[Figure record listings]
··········
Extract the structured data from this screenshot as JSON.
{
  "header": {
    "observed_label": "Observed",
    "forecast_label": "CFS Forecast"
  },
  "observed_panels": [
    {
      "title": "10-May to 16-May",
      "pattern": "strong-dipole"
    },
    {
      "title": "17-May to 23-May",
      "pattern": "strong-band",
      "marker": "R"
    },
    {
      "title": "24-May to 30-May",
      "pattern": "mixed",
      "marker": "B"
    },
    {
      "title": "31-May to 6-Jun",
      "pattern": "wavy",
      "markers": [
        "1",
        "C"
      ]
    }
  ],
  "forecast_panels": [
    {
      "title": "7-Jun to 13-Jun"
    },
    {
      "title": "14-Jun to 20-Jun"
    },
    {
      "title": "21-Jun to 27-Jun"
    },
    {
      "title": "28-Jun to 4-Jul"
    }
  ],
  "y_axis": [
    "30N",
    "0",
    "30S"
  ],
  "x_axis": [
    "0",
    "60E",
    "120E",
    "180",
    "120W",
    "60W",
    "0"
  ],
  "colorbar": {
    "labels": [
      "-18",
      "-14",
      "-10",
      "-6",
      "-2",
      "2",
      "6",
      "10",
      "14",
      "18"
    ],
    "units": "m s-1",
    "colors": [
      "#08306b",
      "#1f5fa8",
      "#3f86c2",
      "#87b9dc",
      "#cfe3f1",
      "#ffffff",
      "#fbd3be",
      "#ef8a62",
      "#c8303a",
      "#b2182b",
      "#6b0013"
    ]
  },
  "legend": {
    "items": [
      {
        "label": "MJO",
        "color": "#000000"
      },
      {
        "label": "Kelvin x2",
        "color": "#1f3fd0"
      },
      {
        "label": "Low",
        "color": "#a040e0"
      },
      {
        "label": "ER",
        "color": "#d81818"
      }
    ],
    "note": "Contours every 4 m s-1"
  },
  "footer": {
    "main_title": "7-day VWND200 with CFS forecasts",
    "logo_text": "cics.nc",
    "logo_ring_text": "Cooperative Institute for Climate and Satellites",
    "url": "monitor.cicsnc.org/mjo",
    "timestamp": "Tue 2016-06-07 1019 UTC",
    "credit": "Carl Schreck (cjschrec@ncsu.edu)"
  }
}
··········
Return each line of the records above exactly as it reads.

> [Task answer]
Extract the structured data from this screenshot as JSON.
{
  "header": {
    "observed_label": "Observed",
    "forecast_label": "CFS Forecast"
  },
  "observed_panels": [
    {
      "title": "10-May to 16-May",
      "pattern": "strong-dipole"
    },
    {
      "title": "17-May to 23-May",
      "pattern": "strong-band",
      "marker": "R"
    },
    {
      "title": "24-May to 30-May",
      "pattern": "mixed",
      "marker": "B"
    },
    {
      "title": "31-May to 6-Jun",
      "pattern": "wavy",
      "markers": [
        "1",
        "C"
      ]
    }
  ],
  "forecast_panels": [
    {
      "title": "7-Jun to 13-Jun"
    },
    {
      "title": "14-Jun to 20-Jun"
    },
    {
      "title": "21-Jun to 27-Jun"
    },
    {
      "title": "28-Jun to 4-Jul"
    }
  ],
  "y_axis": [
    "30N",
    "0",
    "30S"
  ],
  "x_axis": [
    "0",
    "60E",
    "120E",
    "180",
    "120W",
    "60W",
    "0"
  ],
  "colorbar": {
    "labels": [
      "-18",
      "-14",
      "-10",
      "-6",
      "-2",
      "2",
      "6",
      "10",
      "14",
      "18"
    ],
    "units": "m s-1",
    "colors": [
      "#08306b",
      "#1f5fa8",
      "#3f86c2",
      "#87b9dc",
      "#cfe3f1",
      "#ffffff",
      "#fbd3be",
      "#ef8a62",
      "#c8303a",
      "#b2182b",
      "#6b0013"
    ]
  },
  "legend": {
    "items": [
      {
        "label": "MJO",
        "color": "#000000"
      },
      {
        "label": "Kelvin x2",
        "color": "#1f3fd0"
      },
      {
        "label": "Low",
        "color": "#a040e0"
      },
      {
        "label": "ER",
        "color": "#d81818"
      }
    ],
    "note": "Contours every 4 m s-1"
  },
  "footer": {
    "main_title": "7-day VWND200 with CFS forecasts",
    "logo_text": "cics.nc",
    "logo_ring_text": "Cooperative Institute for Climate and Satellites",
    "url": "monitor.cicsnc.org/mjo",
    "timestamp": "Tue 2016-06-07 1019 UTC",
    "credit": "Carl Schreck (cjschrec@ncsu.edu)"
  }
}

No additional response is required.